** Start of Extracted information **

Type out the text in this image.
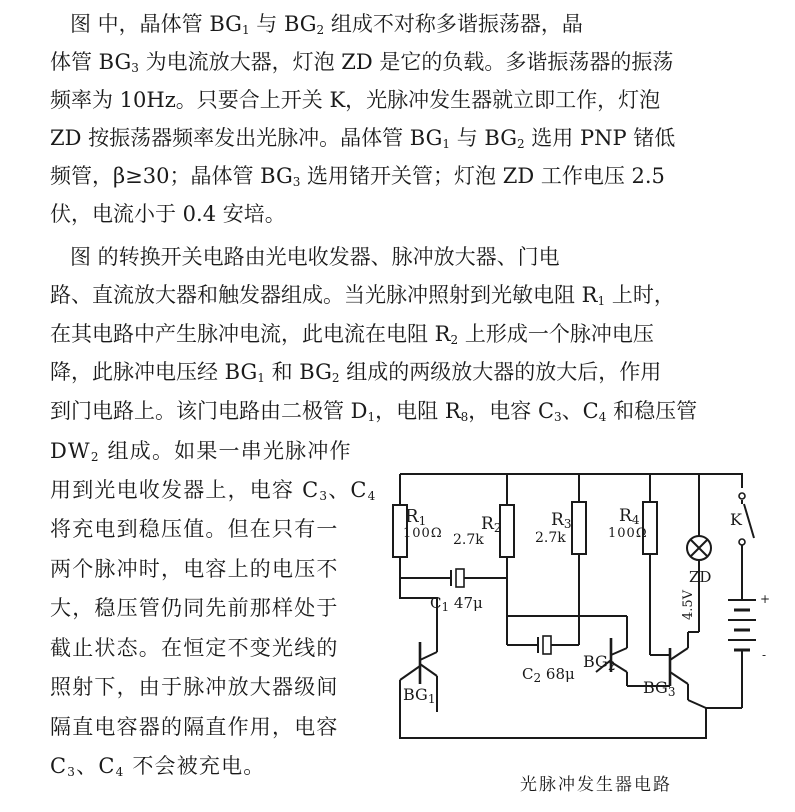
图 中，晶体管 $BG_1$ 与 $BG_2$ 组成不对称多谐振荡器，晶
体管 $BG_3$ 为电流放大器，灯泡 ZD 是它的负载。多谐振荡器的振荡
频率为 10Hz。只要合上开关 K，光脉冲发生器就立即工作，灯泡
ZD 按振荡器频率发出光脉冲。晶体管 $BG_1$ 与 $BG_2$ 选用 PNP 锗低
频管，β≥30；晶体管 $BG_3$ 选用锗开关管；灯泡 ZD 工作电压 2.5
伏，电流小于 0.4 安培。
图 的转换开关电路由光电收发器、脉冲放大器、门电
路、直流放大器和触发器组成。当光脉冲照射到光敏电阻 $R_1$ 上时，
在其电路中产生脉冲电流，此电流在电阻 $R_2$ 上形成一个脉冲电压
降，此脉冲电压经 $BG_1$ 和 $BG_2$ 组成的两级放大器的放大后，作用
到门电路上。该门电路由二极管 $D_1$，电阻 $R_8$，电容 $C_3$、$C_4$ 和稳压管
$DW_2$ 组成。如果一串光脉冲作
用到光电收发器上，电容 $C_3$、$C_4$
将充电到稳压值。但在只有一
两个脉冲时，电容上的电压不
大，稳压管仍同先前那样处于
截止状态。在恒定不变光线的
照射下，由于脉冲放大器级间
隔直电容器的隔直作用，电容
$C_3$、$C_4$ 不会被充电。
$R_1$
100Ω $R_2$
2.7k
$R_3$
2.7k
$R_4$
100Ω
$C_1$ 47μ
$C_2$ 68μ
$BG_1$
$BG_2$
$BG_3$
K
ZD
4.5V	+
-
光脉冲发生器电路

** End of Extracted information **
** Start of Extracted information **

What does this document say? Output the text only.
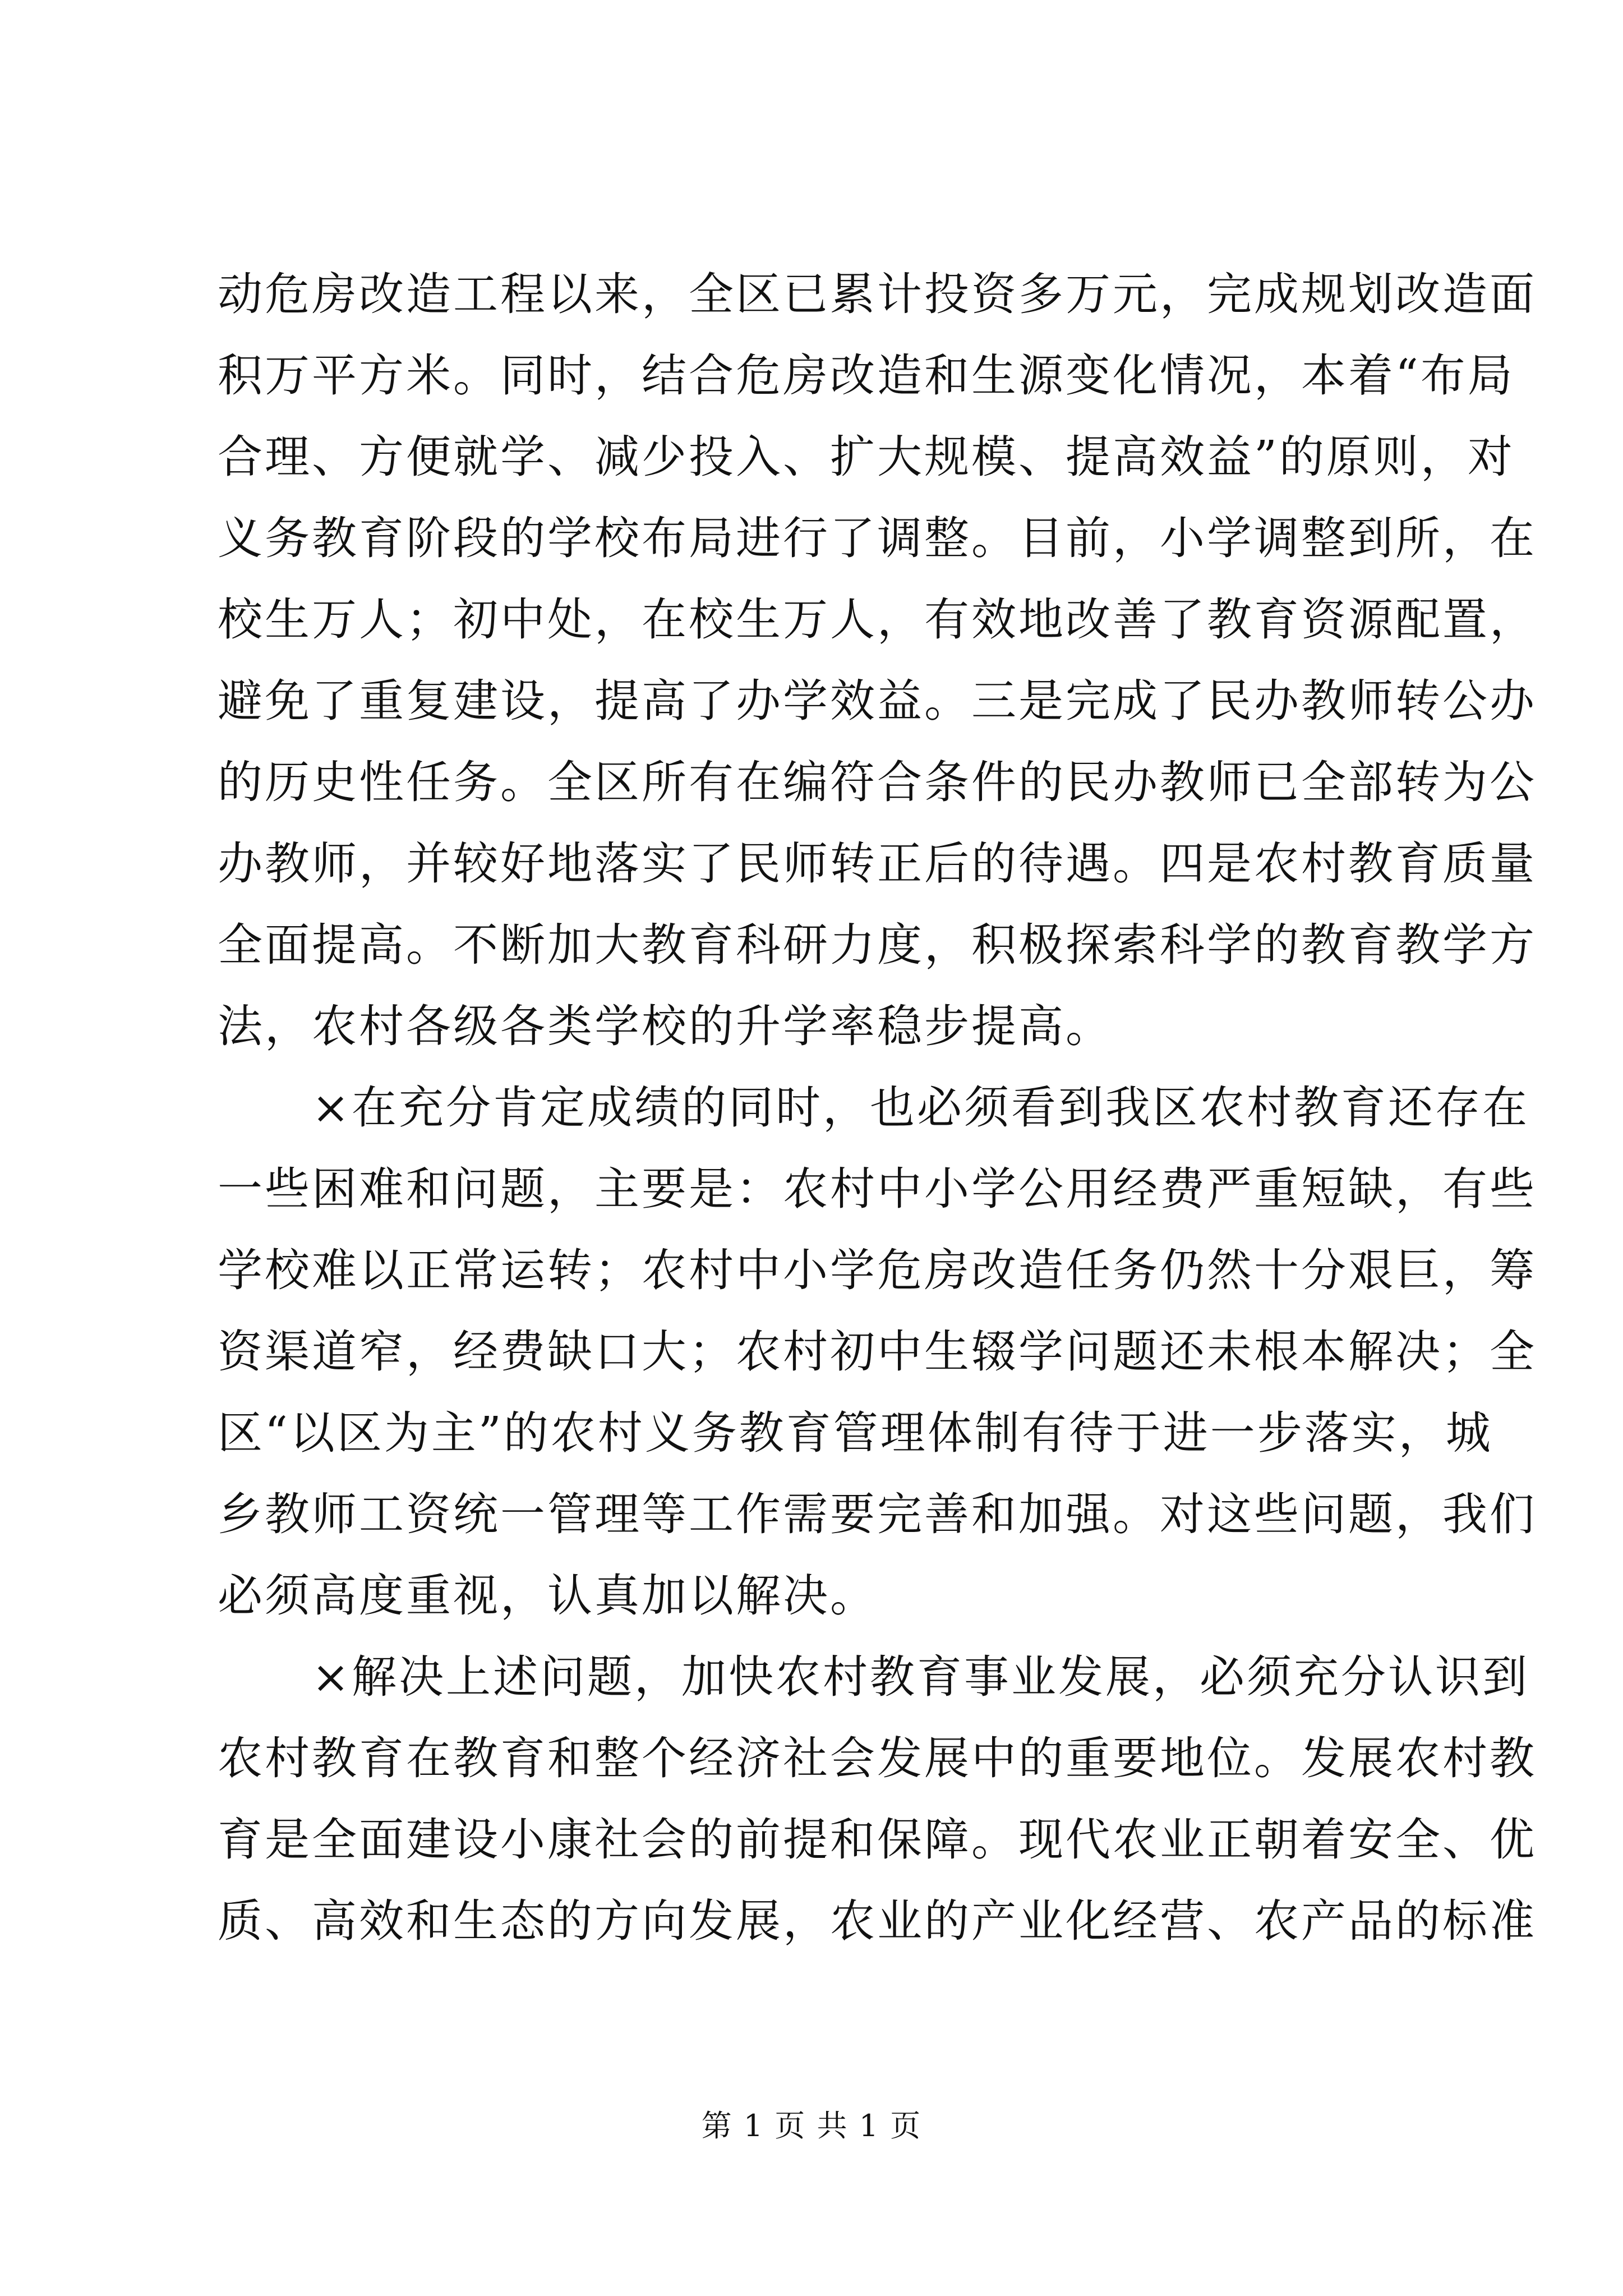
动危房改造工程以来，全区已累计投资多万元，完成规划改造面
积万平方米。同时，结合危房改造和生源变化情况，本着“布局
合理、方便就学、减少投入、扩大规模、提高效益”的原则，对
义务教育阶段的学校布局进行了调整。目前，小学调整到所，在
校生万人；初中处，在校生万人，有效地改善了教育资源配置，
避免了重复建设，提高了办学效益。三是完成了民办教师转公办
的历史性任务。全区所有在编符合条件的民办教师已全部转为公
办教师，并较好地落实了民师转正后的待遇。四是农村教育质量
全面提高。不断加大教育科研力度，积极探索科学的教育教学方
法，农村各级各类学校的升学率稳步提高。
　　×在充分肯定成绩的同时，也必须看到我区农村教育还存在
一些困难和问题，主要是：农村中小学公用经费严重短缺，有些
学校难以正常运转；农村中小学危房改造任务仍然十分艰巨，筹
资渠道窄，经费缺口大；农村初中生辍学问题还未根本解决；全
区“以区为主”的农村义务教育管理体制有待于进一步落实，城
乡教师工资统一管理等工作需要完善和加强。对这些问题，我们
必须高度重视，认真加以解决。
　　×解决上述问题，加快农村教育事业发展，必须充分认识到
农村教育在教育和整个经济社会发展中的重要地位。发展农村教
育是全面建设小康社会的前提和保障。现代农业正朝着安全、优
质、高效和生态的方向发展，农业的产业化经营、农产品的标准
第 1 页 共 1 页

** End of Extracted information **
** Start of Extracted information **

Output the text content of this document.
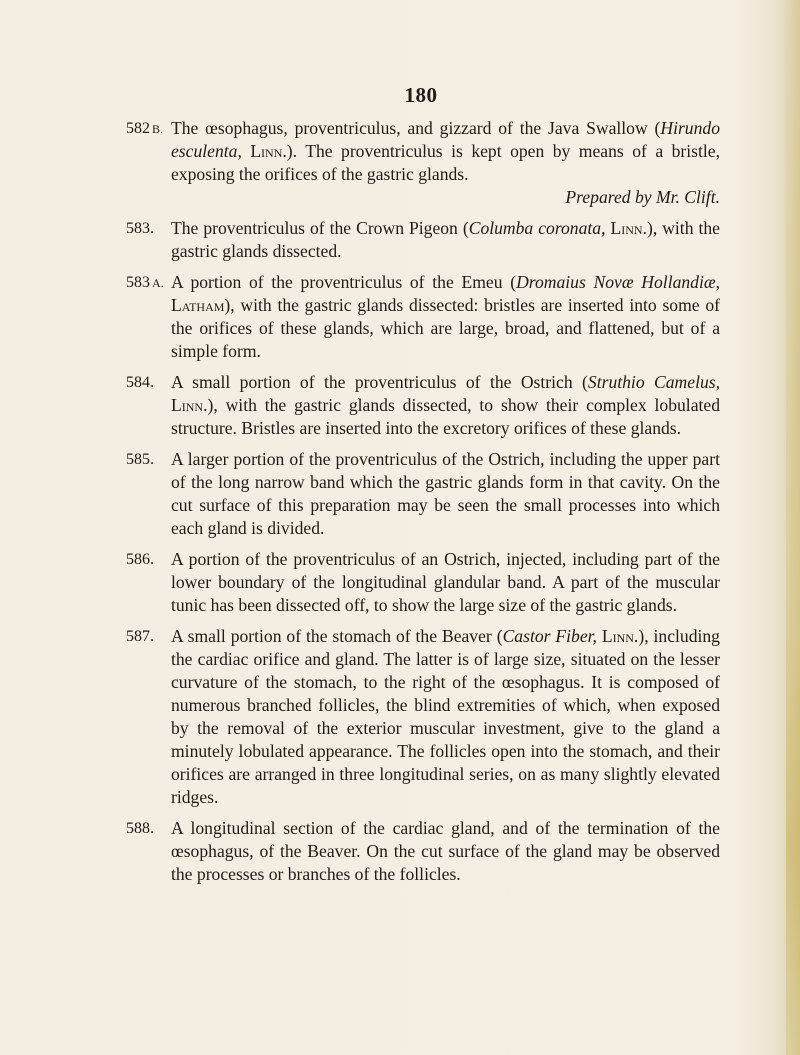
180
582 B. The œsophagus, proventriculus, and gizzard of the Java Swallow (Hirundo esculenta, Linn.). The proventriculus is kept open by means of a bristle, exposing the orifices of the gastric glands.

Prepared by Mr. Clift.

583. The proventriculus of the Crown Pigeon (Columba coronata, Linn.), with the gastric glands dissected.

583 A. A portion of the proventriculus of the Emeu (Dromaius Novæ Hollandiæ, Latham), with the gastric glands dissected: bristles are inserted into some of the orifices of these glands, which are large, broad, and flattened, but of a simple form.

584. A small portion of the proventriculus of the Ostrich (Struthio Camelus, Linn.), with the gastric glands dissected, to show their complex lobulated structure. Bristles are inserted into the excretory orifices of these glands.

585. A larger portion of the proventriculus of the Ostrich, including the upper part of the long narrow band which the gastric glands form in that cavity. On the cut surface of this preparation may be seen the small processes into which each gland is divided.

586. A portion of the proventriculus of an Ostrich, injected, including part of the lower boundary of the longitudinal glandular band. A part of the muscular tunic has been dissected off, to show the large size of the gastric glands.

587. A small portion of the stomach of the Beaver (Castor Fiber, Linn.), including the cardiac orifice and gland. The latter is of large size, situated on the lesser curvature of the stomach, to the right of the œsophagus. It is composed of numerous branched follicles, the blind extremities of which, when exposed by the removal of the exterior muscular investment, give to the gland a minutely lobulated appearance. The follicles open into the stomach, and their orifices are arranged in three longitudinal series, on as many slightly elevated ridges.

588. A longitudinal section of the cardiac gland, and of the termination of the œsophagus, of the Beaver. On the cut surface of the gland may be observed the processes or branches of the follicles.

** End of Extracted information **

Copy out every line from the records that has the word "document".

**Completed task:**
What does this document say? Output the text only.
Output the text content of this document.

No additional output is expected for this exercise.